■ GOAL OF THE EXERCISE:
Copy each line that contains the word "Supplies".

■ DATA EXCERPTS:
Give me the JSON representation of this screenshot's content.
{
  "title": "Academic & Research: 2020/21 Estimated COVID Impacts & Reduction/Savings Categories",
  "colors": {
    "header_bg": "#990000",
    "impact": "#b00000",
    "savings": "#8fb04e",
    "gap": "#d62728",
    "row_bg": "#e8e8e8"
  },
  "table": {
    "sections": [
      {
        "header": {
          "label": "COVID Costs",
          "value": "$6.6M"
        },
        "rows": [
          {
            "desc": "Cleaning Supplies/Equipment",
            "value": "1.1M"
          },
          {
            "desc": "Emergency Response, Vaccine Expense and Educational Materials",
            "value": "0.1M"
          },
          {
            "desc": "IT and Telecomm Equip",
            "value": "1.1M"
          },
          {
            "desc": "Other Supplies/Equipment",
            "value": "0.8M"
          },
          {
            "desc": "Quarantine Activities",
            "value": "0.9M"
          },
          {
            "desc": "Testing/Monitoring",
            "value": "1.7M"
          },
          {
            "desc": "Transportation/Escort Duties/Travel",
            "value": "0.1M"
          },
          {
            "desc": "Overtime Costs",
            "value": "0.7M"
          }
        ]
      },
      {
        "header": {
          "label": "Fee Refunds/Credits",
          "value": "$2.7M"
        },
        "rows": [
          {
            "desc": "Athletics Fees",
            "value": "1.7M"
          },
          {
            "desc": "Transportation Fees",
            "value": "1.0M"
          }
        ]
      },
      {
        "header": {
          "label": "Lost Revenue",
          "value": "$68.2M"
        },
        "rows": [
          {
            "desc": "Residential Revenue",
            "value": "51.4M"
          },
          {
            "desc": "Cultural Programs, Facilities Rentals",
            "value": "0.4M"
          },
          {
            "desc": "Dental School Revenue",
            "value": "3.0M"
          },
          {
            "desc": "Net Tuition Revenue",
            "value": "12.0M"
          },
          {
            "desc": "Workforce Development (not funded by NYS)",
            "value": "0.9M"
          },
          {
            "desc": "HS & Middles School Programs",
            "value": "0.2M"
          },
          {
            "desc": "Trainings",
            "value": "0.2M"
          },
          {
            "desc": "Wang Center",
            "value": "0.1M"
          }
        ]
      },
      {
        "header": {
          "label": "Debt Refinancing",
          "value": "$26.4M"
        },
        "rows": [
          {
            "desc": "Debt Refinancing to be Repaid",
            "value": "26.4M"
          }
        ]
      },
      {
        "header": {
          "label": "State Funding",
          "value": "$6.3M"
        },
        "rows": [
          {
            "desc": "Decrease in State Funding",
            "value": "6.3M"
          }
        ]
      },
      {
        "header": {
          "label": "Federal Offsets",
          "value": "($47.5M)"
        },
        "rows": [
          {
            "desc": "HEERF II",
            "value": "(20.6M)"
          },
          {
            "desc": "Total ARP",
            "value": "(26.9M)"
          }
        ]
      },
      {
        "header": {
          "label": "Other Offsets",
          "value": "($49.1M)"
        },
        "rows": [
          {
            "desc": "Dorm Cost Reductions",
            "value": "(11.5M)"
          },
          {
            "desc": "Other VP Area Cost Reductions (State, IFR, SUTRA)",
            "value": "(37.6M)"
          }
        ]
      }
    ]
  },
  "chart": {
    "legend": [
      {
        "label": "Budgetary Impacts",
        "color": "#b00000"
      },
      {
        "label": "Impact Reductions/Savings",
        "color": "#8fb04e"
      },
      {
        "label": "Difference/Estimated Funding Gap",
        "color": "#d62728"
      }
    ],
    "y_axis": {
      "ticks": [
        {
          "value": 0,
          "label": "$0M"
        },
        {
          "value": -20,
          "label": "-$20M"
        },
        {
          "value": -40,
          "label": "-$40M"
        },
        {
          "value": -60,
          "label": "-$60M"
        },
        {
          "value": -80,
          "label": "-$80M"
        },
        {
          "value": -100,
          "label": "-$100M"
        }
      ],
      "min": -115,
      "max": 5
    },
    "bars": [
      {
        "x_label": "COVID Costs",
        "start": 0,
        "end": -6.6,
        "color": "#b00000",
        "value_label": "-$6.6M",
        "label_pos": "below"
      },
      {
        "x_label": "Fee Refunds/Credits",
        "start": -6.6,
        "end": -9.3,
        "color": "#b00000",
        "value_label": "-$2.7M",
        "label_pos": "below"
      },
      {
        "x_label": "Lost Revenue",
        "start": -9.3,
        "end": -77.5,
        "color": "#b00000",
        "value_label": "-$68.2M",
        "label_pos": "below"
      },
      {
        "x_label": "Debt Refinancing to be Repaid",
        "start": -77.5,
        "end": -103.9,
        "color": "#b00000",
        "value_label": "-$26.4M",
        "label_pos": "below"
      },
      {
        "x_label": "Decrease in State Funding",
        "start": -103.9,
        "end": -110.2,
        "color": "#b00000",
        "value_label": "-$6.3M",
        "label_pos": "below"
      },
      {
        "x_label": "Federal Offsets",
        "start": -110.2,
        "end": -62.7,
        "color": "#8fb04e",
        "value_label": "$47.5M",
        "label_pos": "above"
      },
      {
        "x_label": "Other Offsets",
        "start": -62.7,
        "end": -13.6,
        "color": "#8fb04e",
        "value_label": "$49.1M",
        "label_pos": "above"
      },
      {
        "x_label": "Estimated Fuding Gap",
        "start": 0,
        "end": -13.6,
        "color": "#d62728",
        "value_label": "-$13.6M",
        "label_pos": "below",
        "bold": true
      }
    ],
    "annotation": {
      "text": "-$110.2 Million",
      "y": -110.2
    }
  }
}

■ SOLUTION BELOW:
            "desc": "Cleaning Supplies/Equipment",
            "desc": "Other Supplies/Equipment",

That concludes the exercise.